[Data listing]
####

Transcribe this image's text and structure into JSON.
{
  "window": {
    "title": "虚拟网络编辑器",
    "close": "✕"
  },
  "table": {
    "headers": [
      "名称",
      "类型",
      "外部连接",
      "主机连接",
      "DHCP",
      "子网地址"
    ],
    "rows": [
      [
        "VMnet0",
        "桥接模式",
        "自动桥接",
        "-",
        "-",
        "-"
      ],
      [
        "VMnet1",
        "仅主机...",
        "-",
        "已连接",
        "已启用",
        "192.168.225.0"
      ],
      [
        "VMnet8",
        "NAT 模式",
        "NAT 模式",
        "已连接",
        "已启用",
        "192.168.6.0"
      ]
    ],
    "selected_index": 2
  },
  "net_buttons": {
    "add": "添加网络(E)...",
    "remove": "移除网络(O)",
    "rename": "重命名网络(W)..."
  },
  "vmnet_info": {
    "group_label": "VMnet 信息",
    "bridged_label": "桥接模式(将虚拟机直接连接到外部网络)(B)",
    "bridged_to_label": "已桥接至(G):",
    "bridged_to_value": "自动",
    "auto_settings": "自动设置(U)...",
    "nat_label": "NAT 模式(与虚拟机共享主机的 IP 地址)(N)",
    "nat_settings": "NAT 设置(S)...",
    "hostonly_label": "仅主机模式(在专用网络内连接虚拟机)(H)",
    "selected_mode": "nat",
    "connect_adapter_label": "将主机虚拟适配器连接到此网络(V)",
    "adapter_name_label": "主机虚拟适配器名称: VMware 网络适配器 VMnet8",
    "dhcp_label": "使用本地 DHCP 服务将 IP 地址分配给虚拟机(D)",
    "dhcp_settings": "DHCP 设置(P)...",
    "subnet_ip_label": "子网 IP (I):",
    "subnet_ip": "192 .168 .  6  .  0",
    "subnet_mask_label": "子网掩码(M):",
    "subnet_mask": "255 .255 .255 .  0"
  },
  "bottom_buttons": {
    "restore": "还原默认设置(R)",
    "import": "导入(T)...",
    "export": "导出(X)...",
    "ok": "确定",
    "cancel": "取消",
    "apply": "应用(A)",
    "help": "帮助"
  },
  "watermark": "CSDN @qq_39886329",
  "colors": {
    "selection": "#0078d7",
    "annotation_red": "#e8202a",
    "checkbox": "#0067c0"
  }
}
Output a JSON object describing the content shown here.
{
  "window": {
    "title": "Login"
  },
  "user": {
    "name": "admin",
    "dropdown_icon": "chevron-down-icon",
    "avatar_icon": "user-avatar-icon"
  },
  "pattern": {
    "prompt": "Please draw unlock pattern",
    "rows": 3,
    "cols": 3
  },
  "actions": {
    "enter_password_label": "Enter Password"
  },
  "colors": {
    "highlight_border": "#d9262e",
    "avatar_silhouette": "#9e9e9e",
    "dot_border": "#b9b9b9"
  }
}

####

* TASK *
Return the lines above, from the one containing "Output a JSON" to the end, exactly as they stand.

* TASK OUTPUT *
Output a JSON object describing the content shown here.
{
  "window": {
    "title": "Login"
  },
  "user": {
    "name": "admin",
    "dropdown_icon": "chevron-down-icon",
    "avatar_icon": "user-avatar-icon"
  },
  "pattern": {
    "prompt": "Please draw unlock pattern",
    "rows": 3,
    "cols": 3
  },
  "actions": {
    "enter_password_label": "Enter Password"
  },
  "colors": {
    "highlight_border": "#d9262e",
    "avatar_silhouette": "#9e9e9e",
    "dot_border": "#b9b9b9"
  }
}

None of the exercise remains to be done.